--- begin ---
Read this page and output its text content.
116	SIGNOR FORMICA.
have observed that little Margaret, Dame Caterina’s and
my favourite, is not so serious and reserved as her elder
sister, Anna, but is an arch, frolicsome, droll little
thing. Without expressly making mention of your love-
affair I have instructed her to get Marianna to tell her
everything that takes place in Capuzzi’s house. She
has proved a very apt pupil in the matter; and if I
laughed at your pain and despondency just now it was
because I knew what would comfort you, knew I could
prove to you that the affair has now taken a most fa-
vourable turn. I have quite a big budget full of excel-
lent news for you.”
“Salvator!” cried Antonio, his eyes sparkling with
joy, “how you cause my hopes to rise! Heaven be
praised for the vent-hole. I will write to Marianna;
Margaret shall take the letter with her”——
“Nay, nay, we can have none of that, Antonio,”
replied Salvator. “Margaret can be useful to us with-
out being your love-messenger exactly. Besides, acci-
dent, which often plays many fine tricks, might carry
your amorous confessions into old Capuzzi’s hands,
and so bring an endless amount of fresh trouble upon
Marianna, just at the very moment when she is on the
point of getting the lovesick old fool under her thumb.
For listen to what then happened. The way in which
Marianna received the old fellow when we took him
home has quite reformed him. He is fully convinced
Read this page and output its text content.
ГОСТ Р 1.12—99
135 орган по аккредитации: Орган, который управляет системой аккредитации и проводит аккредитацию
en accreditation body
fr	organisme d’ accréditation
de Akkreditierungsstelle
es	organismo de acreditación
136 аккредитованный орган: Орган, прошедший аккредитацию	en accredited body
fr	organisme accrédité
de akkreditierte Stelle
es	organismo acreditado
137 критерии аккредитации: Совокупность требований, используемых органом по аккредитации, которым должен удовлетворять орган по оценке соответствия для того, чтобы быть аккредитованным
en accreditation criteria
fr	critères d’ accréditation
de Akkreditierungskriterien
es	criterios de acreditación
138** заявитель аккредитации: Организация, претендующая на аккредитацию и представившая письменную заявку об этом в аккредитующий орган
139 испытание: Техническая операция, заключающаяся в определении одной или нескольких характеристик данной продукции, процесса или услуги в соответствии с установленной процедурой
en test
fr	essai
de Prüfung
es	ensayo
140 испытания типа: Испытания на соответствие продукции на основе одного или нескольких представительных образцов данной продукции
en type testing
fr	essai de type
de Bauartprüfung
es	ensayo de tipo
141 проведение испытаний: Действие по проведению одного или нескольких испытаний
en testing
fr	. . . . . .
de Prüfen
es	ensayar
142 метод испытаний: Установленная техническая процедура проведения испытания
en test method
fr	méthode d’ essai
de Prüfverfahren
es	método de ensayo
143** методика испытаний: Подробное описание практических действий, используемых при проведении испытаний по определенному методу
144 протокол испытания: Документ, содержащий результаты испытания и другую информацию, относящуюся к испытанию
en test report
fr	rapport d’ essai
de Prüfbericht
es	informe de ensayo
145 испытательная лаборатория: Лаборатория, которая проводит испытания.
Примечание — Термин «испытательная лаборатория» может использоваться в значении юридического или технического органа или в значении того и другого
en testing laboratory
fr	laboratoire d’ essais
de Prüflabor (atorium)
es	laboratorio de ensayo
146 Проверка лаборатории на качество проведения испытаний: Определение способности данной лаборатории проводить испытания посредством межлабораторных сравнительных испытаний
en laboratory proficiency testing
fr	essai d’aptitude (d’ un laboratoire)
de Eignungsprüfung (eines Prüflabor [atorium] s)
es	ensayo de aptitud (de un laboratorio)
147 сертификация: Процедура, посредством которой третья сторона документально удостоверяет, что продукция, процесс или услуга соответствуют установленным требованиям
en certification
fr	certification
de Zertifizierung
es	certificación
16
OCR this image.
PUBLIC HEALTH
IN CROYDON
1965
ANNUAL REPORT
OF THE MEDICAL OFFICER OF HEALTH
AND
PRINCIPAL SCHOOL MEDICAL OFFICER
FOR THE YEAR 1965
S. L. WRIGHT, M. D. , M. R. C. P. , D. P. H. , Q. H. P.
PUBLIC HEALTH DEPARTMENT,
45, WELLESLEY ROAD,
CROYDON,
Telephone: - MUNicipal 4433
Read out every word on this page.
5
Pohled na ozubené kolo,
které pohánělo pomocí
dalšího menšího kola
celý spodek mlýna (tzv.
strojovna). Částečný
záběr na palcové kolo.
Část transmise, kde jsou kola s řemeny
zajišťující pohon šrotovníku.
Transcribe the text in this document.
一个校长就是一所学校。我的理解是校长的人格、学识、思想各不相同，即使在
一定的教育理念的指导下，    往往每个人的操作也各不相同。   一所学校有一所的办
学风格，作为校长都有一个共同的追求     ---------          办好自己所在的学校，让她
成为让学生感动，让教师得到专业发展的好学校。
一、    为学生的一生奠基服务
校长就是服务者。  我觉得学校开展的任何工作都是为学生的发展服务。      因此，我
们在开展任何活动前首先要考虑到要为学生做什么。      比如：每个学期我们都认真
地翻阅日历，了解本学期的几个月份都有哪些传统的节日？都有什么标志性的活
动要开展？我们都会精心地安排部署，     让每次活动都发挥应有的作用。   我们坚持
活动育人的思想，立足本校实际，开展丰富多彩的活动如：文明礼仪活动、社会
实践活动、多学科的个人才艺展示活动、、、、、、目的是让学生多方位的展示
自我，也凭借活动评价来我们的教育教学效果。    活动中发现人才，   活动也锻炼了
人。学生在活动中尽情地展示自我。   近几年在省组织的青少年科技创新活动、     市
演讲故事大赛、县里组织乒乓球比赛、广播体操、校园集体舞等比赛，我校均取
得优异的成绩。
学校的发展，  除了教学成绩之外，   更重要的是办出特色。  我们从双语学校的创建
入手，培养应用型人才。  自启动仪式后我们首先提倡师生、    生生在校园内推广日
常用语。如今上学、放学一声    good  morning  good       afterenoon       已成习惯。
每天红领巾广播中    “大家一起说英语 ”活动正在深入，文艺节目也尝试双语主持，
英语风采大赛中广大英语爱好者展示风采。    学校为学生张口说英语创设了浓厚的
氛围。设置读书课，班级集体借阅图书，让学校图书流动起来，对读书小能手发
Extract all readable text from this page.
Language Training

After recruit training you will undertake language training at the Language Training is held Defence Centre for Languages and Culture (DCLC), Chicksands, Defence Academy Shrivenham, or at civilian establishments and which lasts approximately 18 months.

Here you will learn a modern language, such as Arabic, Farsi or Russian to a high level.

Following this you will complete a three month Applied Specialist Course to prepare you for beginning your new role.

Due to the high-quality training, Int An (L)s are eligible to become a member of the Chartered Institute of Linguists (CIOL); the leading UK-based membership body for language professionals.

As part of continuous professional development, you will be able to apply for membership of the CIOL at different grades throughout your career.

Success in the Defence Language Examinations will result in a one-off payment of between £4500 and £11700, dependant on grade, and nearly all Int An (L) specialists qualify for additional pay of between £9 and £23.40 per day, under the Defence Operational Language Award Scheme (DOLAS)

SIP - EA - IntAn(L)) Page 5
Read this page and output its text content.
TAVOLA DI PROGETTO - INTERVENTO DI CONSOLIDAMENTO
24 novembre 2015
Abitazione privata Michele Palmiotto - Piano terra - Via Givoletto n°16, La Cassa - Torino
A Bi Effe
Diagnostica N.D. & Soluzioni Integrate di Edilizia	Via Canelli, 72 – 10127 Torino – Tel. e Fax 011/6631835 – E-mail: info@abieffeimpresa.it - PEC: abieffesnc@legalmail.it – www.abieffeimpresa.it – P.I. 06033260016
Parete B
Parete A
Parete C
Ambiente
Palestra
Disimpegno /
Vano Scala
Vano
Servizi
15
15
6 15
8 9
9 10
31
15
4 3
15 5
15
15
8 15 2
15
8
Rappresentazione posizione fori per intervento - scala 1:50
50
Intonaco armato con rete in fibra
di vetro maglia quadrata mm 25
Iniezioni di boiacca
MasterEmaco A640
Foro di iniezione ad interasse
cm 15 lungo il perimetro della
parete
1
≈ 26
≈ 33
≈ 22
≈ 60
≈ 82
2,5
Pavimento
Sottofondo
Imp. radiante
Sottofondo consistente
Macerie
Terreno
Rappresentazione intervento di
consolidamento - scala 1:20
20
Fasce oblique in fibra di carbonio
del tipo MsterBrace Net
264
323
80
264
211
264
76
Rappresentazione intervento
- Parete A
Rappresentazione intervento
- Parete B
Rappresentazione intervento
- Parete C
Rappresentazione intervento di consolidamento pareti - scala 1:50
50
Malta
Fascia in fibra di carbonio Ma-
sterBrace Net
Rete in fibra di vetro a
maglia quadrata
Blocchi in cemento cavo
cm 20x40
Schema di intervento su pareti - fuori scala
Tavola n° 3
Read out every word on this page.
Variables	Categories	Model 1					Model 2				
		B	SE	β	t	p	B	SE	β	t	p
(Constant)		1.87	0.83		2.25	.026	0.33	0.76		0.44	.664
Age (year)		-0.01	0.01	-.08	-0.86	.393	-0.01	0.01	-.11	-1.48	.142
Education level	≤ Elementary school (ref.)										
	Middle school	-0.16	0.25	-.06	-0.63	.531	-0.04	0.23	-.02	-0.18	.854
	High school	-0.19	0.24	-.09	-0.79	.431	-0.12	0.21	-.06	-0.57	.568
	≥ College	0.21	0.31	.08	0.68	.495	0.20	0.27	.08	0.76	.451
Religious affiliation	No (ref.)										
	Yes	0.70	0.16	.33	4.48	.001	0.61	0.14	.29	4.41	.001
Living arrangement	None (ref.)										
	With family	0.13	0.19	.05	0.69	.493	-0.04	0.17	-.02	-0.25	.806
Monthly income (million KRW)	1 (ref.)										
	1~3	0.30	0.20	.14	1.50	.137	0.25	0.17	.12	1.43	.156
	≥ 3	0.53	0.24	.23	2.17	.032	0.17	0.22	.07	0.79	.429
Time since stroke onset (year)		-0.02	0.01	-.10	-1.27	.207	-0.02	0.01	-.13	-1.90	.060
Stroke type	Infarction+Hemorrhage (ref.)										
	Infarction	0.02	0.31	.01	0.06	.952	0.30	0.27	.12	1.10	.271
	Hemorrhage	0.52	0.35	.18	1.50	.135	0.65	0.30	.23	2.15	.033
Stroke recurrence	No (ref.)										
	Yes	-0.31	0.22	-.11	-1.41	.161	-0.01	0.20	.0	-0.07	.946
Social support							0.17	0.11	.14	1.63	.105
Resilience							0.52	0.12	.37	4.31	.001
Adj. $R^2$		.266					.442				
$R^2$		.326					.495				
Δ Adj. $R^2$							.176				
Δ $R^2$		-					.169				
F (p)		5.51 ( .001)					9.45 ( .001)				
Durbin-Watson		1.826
--- end ---
## Aim
Where a line holds "organismo", copy that line.

## The result
es	organismo de acreditación
es	organismo acreditado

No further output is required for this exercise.